Each entry below should be written out exactly as it is, with no pictures.

>> begin Dataset rows

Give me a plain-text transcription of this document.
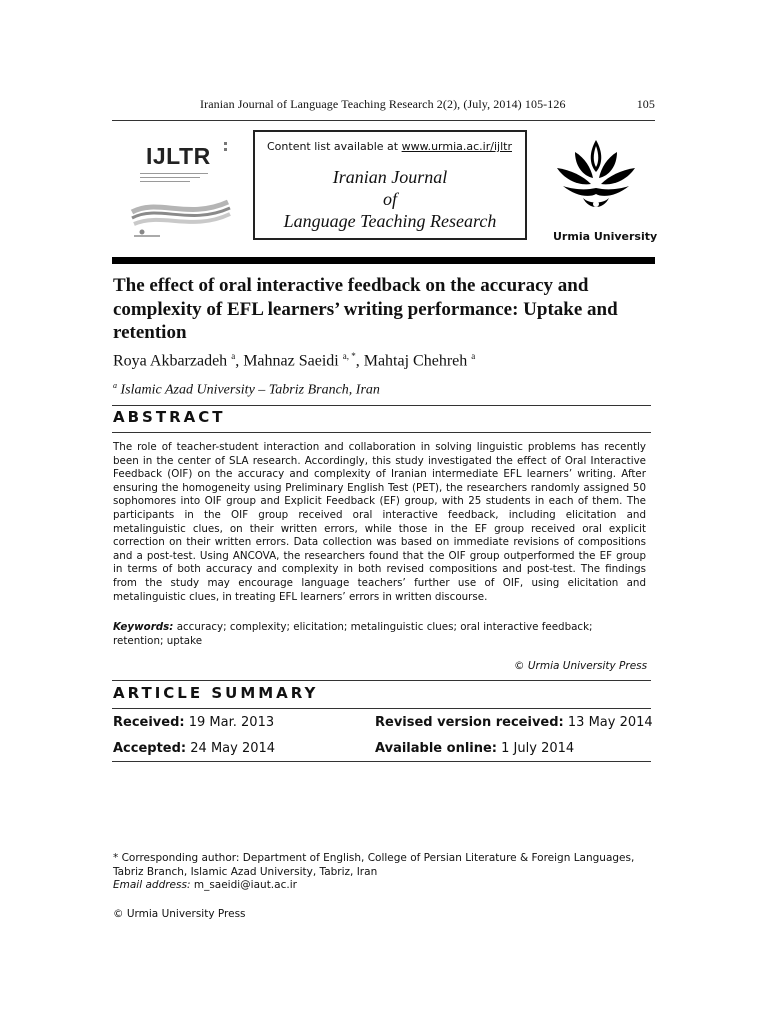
Iranian Journal of Language Teaching Research 2(2), (July, 2014) 105-126	105
IJLTR	Content list available at www.urmia.ac.ir/ijltr
Iranian Journal
of
Language Teaching Research
Urmia University
The effect of oral interactive feedback on the accuracy and complexity of EFL learners’ writing performance: Uptake and retention
Roya Akbarzadeh $^a$, Mahnaz Saeidi $^{a, *}$, Mahtaj Chehreh $^a$
$^a$ Islamic Azad University – Tabriz Branch, Iran
ABSTRACT
The role of teacher-student interaction and collaboration in solving linguistic problems has recently been in the center of SLA research. Accordingly, this study investigated the effect of Oral Interactive Feedback (OIF) on the accuracy and complexity of Iranian intermediate EFL learners’ writing. After ensuring the homogeneity using Preliminary English Test (PET), the researchers randomly assigned 50 sophomores into OIF group and Explicit Feedback (EF) group, with 25 students in each of them. The participants in the OIF group received oral interactive feedback, including elicitation and metalinguistic clues, on their written errors, while those in the EF group received oral explicit correction on their written errors. Data collection was based on immediate revisions of compositions and a post-test. Using ANCOVA, the researchers found that the OIF group outperformed the EF group in terms of both accuracy and complexity in both revised compositions and post-test. The findings from the study may encourage language teachers’ further use of OIF, using elicitation and metalinguistic clues, in treating EFL learners’ errors in written discourse.
Keywords: accuracy; complexity; elicitation; metalinguistic clues; oral interactive feedback; retention; uptake
© Urmia University Press
ARTICLE SUMMARY
Received: 19 Mar. 2013	Revised version received: 13 May 2014
Accepted: 24 May 2014	Available online: 1 July 2014
* Corresponding author: Department of English, College of Persian Literature & Foreign Languages, Tabriz Branch, Islamic Azad University, Tabriz, Iran
Email address: m_saeidi@iaut.ac.ir
© Urmia University Press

>> end Dataset rows

> _Completed exercise_
Give me a plain-text transcription of this document.
Iranian Journal of Language Teaching Research 2(2), (July, 2014) 105-126	105
IJLTR	Content list available at www.urmia.ac.ir/ijltr
Iranian Journal
of
Language Teaching Research
Urmia University
The effect of oral interactive feedback on the accuracy and complexity of EFL learners’ writing performance: Uptake and retention
Roya Akbarzadeh $^a$, Mahnaz Saeidi $^{a, *}$, Mahtaj Chehreh $^a$
$^a$ Islamic Azad University – Tabriz Branch, Iran
ABSTRACT
The role of teacher-student interaction and collaboration in solving linguistic problems has recently been in the center of SLA research. Accordingly, this study investigated the effect of Oral Interactive Feedback (OIF) on the accuracy and complexity of Iranian intermediate EFL learners’ writing. After ensuring the homogeneity using Preliminary English Test (PET), the researchers randomly assigned 50 sophomores into OIF group and Explicit Feedback (EF) group, with 25 students in each of them. The participants in the OIF group received oral interactive feedback, including elicitation and metalinguistic clues, on their written errors, while those in the EF group received oral explicit correction on their written errors. Data collection was based on immediate revisions of compositions and a post-test. Using ANCOVA, the researchers found that the OIF group outperformed the EF group in terms of both accuracy and complexity in both revised compositions and post-test. The findings from the study may encourage language teachers’ further use of OIF, using elicitation and metalinguistic clues, in treating EFL learners’ errors in written discourse.
Keywords: accuracy; complexity; elicitation; metalinguistic clues; oral interactive feedback; retention; uptake
© Urmia University Press
ARTICLE SUMMARY
Received: 19 Mar. 2013	Revised version received: 13 May 2014
Accepted: 24 May 2014	Available online: 1 July 2014
* Corresponding author: Department of English, College of Persian Literature & Foreign Languages, Tabriz Branch, Islamic Azad University, Tabriz, Iran
Email address: m_saeidi@iaut.ac.ir
© Urmia University Press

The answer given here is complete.